Exercise: Of all the lines in this data, how many include "color"? Respond with the number only.

Provided material:
__________
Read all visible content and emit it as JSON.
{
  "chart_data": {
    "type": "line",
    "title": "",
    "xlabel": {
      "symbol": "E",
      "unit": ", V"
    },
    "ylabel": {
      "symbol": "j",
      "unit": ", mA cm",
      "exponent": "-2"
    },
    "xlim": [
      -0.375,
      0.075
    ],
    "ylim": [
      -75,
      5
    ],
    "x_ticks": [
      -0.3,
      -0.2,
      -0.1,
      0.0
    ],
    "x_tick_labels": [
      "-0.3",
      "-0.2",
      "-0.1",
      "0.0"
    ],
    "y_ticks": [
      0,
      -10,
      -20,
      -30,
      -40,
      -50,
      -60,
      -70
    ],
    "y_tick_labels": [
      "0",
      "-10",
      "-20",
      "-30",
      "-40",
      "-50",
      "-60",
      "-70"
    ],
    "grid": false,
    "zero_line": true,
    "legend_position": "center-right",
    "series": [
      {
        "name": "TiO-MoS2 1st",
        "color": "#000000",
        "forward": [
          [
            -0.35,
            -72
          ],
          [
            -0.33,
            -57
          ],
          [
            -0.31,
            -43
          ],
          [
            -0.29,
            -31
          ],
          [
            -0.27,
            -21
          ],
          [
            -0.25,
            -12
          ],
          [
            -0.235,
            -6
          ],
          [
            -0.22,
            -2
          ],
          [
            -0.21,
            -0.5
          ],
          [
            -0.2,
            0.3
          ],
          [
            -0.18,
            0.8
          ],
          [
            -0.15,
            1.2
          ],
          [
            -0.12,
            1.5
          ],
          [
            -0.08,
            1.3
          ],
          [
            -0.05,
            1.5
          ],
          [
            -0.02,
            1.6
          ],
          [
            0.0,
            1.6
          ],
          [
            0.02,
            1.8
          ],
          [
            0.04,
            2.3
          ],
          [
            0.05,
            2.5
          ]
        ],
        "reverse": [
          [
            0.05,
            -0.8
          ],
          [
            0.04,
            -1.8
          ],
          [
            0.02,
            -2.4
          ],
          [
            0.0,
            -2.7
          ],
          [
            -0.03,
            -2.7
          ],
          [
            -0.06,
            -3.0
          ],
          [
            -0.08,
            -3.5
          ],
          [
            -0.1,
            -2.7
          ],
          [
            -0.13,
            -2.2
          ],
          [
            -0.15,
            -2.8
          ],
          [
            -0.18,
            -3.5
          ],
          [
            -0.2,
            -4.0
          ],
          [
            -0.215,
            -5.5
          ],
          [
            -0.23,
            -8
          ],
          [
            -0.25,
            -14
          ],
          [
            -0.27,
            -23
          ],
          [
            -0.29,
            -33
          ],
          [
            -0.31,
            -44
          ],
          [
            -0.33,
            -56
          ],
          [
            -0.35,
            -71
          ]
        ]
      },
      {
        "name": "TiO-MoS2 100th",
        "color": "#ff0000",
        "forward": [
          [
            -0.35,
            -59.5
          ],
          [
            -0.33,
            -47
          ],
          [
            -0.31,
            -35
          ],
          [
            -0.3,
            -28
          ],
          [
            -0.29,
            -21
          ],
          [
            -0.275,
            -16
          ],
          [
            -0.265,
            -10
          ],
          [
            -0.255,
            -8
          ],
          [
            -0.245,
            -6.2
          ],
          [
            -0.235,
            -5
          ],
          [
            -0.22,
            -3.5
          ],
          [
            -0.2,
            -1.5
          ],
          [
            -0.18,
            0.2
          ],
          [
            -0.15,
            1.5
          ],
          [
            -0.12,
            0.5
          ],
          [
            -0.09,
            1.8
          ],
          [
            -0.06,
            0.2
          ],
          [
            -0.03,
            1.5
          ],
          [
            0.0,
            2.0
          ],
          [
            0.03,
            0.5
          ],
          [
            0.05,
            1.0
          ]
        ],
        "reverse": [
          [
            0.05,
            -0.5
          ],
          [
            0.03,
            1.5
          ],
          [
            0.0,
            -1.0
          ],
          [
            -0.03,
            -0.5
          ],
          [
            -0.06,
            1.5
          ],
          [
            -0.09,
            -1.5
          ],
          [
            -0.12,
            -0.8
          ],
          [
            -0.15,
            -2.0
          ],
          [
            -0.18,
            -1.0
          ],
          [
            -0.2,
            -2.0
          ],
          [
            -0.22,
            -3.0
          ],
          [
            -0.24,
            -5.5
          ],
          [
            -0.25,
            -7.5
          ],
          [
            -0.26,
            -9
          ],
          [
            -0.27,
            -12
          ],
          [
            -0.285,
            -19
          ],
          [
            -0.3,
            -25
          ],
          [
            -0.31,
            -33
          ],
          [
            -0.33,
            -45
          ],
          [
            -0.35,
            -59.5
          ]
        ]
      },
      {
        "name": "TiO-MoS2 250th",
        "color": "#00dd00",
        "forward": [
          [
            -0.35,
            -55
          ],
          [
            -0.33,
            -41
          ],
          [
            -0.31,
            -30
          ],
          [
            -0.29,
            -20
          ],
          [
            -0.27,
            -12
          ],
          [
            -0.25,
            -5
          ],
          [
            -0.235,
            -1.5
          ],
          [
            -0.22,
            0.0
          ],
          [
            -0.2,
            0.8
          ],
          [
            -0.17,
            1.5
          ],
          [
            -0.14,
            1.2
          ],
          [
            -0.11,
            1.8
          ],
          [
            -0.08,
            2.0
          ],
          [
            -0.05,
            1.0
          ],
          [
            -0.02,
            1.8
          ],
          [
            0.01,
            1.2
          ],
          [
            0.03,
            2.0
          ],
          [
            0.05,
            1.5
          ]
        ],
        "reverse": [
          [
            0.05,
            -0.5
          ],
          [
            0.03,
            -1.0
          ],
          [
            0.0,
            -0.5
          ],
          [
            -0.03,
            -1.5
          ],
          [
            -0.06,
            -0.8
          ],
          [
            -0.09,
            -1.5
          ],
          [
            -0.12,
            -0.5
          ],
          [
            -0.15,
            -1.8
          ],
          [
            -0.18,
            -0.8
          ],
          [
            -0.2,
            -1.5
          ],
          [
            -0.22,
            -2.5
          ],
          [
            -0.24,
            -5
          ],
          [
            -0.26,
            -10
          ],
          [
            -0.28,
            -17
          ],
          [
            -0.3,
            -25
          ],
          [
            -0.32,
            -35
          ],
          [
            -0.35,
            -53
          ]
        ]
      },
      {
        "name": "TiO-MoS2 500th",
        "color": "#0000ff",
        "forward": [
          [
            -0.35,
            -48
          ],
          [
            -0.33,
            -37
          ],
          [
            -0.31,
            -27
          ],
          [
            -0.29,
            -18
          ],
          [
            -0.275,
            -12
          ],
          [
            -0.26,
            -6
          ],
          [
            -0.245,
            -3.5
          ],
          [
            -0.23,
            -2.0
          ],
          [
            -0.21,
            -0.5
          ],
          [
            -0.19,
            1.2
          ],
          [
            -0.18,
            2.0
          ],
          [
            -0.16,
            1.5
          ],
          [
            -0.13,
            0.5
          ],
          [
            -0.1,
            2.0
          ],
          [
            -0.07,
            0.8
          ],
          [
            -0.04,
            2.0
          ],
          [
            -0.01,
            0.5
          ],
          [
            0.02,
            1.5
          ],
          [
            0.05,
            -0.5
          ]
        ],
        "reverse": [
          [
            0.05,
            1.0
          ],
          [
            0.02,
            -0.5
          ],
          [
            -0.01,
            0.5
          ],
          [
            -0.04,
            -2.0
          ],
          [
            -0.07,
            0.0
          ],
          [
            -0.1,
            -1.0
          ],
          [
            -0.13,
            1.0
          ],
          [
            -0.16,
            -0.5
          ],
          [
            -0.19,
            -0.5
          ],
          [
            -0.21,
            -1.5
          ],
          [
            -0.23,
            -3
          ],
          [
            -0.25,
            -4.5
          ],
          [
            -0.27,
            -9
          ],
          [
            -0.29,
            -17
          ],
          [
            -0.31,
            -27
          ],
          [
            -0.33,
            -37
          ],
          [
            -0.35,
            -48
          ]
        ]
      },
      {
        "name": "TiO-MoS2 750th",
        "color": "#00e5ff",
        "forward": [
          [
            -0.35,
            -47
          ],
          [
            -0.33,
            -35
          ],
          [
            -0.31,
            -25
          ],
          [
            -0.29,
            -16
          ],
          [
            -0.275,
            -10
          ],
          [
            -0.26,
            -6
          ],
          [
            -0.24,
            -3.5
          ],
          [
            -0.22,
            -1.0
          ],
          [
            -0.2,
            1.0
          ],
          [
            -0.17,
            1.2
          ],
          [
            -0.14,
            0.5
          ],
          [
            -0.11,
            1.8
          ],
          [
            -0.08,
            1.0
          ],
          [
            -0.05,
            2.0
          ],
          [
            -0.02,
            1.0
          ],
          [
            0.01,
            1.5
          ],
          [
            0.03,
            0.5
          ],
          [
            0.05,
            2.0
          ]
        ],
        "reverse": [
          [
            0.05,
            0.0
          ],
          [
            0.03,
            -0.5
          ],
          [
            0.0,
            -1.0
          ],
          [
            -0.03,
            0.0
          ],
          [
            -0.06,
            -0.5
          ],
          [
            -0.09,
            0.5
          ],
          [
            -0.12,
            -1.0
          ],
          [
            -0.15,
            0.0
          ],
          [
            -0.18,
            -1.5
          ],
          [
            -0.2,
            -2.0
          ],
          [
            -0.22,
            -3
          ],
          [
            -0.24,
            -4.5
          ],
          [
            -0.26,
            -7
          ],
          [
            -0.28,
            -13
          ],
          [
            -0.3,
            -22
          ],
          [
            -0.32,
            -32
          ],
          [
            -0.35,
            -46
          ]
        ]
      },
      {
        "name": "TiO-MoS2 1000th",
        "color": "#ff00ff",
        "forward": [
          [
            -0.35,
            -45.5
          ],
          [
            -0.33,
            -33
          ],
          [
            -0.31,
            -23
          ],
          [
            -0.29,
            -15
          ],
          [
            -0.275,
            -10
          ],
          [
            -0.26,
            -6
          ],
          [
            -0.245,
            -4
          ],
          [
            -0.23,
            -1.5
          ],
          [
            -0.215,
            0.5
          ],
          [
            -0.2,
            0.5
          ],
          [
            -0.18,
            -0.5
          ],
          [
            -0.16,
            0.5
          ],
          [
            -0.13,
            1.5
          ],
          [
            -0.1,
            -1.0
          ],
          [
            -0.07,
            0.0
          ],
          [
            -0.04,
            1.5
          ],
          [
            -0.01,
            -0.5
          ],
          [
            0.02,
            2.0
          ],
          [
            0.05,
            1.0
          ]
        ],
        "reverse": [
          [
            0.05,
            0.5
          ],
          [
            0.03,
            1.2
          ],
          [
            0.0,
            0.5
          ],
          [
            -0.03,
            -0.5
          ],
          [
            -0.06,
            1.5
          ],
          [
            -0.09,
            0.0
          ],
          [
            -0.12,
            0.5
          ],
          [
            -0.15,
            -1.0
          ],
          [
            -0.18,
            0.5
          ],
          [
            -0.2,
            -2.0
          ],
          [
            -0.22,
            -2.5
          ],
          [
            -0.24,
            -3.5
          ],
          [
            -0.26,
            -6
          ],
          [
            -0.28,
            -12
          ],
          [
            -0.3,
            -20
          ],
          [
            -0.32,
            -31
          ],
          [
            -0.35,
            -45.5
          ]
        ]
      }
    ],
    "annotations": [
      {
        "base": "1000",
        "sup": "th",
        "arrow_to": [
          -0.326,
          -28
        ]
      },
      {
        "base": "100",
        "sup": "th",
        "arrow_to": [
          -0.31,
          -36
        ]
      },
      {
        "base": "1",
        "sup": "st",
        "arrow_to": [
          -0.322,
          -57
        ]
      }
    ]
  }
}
__________
Worked answer: 6